▶ [The task] Without the pictures, repeat the listing character for character.

▶ [Material for this task]
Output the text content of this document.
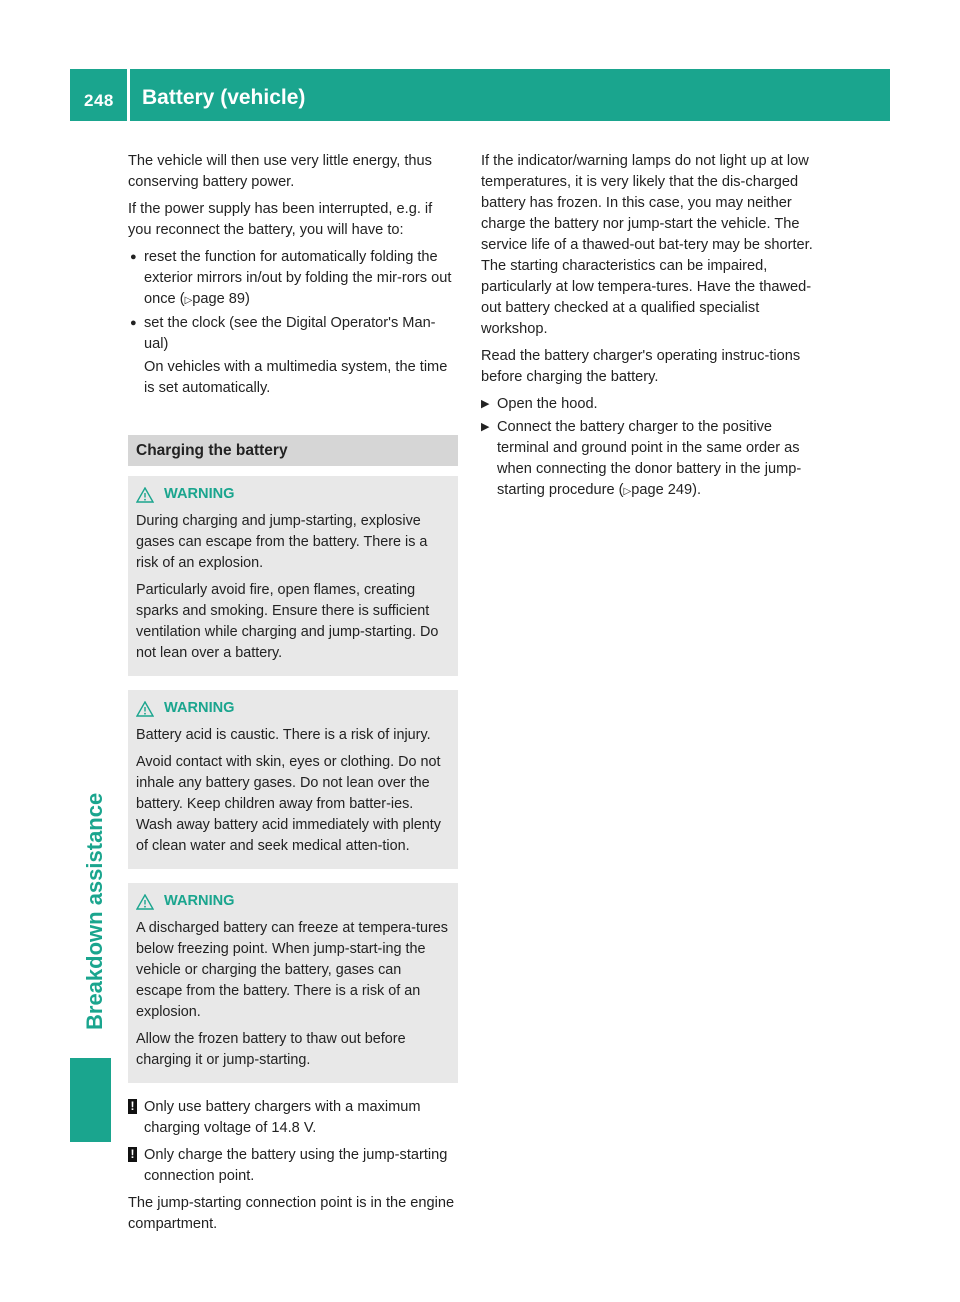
248 Battery (vehicle)
Breakdown assistance

The vehicle will then use very little energy, thus conserving battery power.

If the power supply has been interrupted, e.g. if you reconnect the battery, you will have to:

● reset the function for automatically folding the exterior mirrors in/out by folding the mir-rors out once (▷page 89)
● set the clock (see the Digital Operator's Man-ual)

On vehicles with a multimedia system, the time is set automatically.

Charging the battery
WARNING

During charging and jump-starting, explosive gases can escape from the battery. There is a risk of an explosion.

Particularly avoid fire, open flames, creating sparks and smoking. Ensure there is sufficient ventilation while charging and jump-starting. Do not lean over a battery.

WARNING

Battery acid is caustic. There is a risk of injury.

Avoid contact with skin, eyes or clothing. Do not inhale any battery gases. Do not lean over the battery. Keep children away from batter-ies. Wash away battery acid immediately with plenty of clean water and seek medical atten-tion.

WARNING

A discharged battery can freeze at tempera-tures below freezing point. When jump-start-ing the vehicle or charging the battery, gases can escape from the battery. There is a risk of an explosion.

Allow the frozen battery to thaw out before charging it or jump-starting.

! Only use battery chargers with a maximum charging voltage of 14.8 V.
! Only charge the battery using the jump-starting connection point.

The jump-starting connection point is in the engine compartment.

If the indicator/warning lamps do not light up at low temperatures, it is very likely that the dis-charged battery has frozen. In this case, you may neither charge the battery nor jump-start the vehicle. The service life of a thawed-out bat-tery may be shorter. The starting characteristics can be impaired, particularly at low tempera-tures. Have the thawed-out battery checked at a qualified specialist workshop.

Read the battery charger's operating instruc-tions before charging the battery.

▶ Open the hood.
▶ Connect the battery charger to the positive terminal and ground point in the same order as when connecting the donor battery in the jump-starting procedure (▷page 249).
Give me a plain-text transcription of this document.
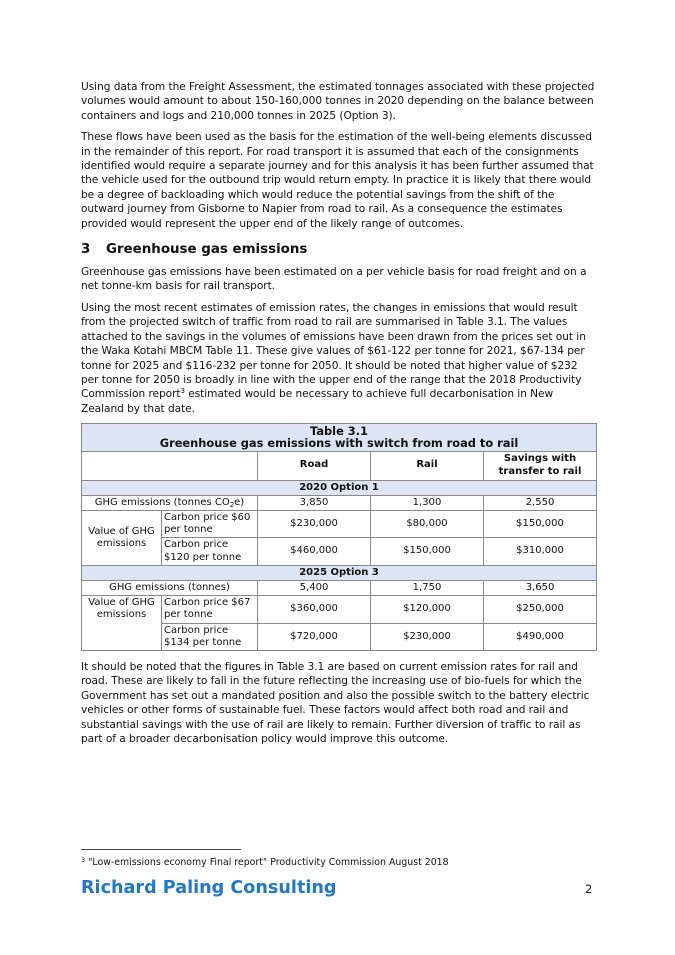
Using data from the Freight Assessment, the estimated tonnages associated with these projected volumes would amount to about 150-160,000 tonnes in 2020 depending on the balance between containers and logs and 210,000 tonnes in 2025 (Option 3).

These flows have been used as the basis for the estimation of the well-being elements discussed in the remainder of this report. For road transport it is assumed that each of the consignments identified would require a separate journey and for this analysis it has been further assumed that the vehicle used for the outbound trip would return empty. In practice it is likely that there would be a degree of backloading which would reduce the potential savings from the shift of the outward journey from Gisborne to Napier from road to rail. As a consequence the estimates provided would represent the upper end of the likely range of outcomes.

3 Greenhouse gas emissions

Greenhouse gas emissions have been estimated on a per vehicle basis for road freight and on a net tonne-km basis for rail transport.

Using the most recent estimates of emission rates, the changes in emissions that would result from the projected switch of traffic from road to rail are summarised in Table 3.1. The values attached to the savings in the volumes of emissions have been drawn from the prices set out in the Waka Kotahi MBCM Table 11. These give values of $61-122 per tonne for 2021, $67-134 per tonne for 2025 and $116-232 per tonne for 2050. It should be noted that higher value of $232 per tonne for 2050 is broadly in line with the upper end of the range that the 2018 Productivity Commission report$^3$ estimated would be necessary to achieve full decarbonisation in New Zealand by that date.

Table 3.1
Greenhouse gas emissions with switch from road to rail				

		Road	Rail	Savings with transfer to rail
2020 Option 1				
GHG emissions (tonnes $CO_2e$)		3,850	1,300	2,550
Value of GHG emissions	Carbon price $60 per tonne	$230,000	$80,000	$150,000
	Carbon price $120 per tonne	$460,000	$150,000	$310,000
2025 Option 3				
GHG emissions (tonnes)		5,400	1,750	3,650
Value of GHG emissions	Carbon price $67 per tonne	$360,000	$120,000	$250,000
	Carbon price $134 per tonne	$720,000	$230,000	$490,000

It should be noted that the figures in Table 3.1 are based on current emission rates for rail and road. These are likely to fall in the future reflecting the increasing use of bio-fuels for which the Government has set out a mandated position and also the possible switch to the battery electric vehicles or other forms of sustainable fuel. These factors would affect both road and rail and substantial savings with the use of rail are likely to remain. Further diversion of traffic to rail as part of a broader decarbonisation policy would improve this outcome.

$^3$ "Low-emissions economy Final report" Productivity Commission August 2018
Richard Paling Consulting	2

▶ [Answer to the task]
Output the text content of this document.
248 Battery (vehicle)
Breakdown assistance

The vehicle will then use very little energy, thus conserving battery power.

If the power supply has been interrupted, e.g. if you reconnect the battery, you will have to:

● reset the function for automatically folding the exterior mirrors in/out by folding the mir-rors out once (▷page 89)
● set the clock (see the Digital Operator's Man-ual)

On vehicles with a multimedia system, the time is set automatically.

Charging the battery
WARNING

During charging and jump-starting, explosive gases can escape from the battery. There is a risk of an explosion.

Particularly avoid fire, open flames, creating sparks and smoking. Ensure there is sufficient ventilation while charging and jump-starting. Do not lean over a battery.

WARNING

Battery acid is caustic. There is a risk of injury.

Avoid contact with skin, eyes or clothing. Do not inhale any battery gases. Do not lean over the battery. Keep children away from batter-ies. Wash away battery acid immediately with plenty of clean water and seek medical atten-tion.

WARNING

A discharged battery can freeze at tempera-tures below freezing point. When jump-start-ing the vehicle or charging the battery, gases can escape from the battery. There is a risk of an explosion.

Allow the frozen battery to thaw out before charging it or jump-starting.

! Only use battery chargers with a maximum charging voltage of 14.8 V.
! Only charge the battery using the jump-starting connection point.

The jump-starting connection point is in the engine compartment.

If the indicator/warning lamps do not light up at low temperatures, it is very likely that the dis-charged battery has frozen. In this case, you may neither charge the battery nor jump-start the vehicle. The service life of a thawed-out bat-tery may be shorter. The starting characteristics can be impaired, particularly at low tempera-tures. Have the thawed-out battery checked at a qualified specialist workshop.

Read the battery charger's operating instruc-tions before charging the battery.

▶ Open the hood.
▶ Connect the battery charger to the positive terminal and ground point in the same order as when connecting the donor battery in the jump-starting procedure (▷page 249).
Give me a plain-text transcription of this document.
Using data from the Freight Assessment, the estimated tonnages associated with these projected volumes would amount to about 150-160,000 tonnes in 2020 depending on the balance between containers and logs and 210,000 tonnes in 2025 (Option 3).

These flows have been used as the basis for the estimation of the well-being elements discussed in the remainder of this report. For road transport it is assumed that each of the consignments identified would require a separate journey and for this analysis it has been further assumed that the vehicle used for the outbound trip would return empty. In practice it is likely that there would be a degree of backloading which would reduce the potential savings from the shift of the outward journey from Gisborne to Napier from road to rail. As a consequence the estimates provided would represent the upper end of the likely range of outcomes.

3 Greenhouse gas emissions

Greenhouse gas emissions have been estimated on a per vehicle basis for road freight and on a net tonne-km basis for rail transport.

Using the most recent estimates of emission rates, the changes in emissions that would result from the projected switch of traffic from road to rail are summarised in Table 3.1. The values attached to the savings in the volumes of emissions have been drawn from the prices set out in the Waka Kotahi MBCM Table 11. These give values of $61-122 per tonne for 2021, $67-134 per tonne for 2025 and $116-232 per tonne for 2050. It should be noted that higher value of $232 per tonne for 2050 is broadly in line with the upper end of the range that the 2018 Productivity Commission report$^3$ estimated would be necessary to achieve full decarbonisation in New Zealand by that date.

Table 3.1
Greenhouse gas emissions with switch from road to rail				

		Road	Rail	Savings with transfer to rail
2020 Option 1				
GHG emissions (tonnes $CO_2e$)		3,850	1,300	2,550
Value of GHG emissions	Carbon price $60 per tonne	$230,000	$80,000	$150,000
	Carbon price $120 per tonne	$460,000	$150,000	$310,000
2025 Option 3				
GHG emissions (tonnes)		5,400	1,750	3,650
Value of GHG emissions	Carbon price $67 per tonne	$360,000	$120,000	$250,000
	Carbon price $134 per tonne	$720,000	$230,000	$490,000

It should be noted that the figures in Table 3.1 are based on current emission rates for rail and road. These are likely to fall in the future reflecting the increasing use of bio-fuels for which the Government has set out a mandated position and also the possible switch to the battery electric vehicles or other forms of sustainable fuel. These factors would affect both road and rail and substantial savings with the use of rail are likely to remain. Further diversion of traffic to rail as part of a broader decarbonisation policy would improve this outcome.

$^3$ "Low-emissions economy Final report" Productivity Commission August 2018
Richard Paling Consulting	2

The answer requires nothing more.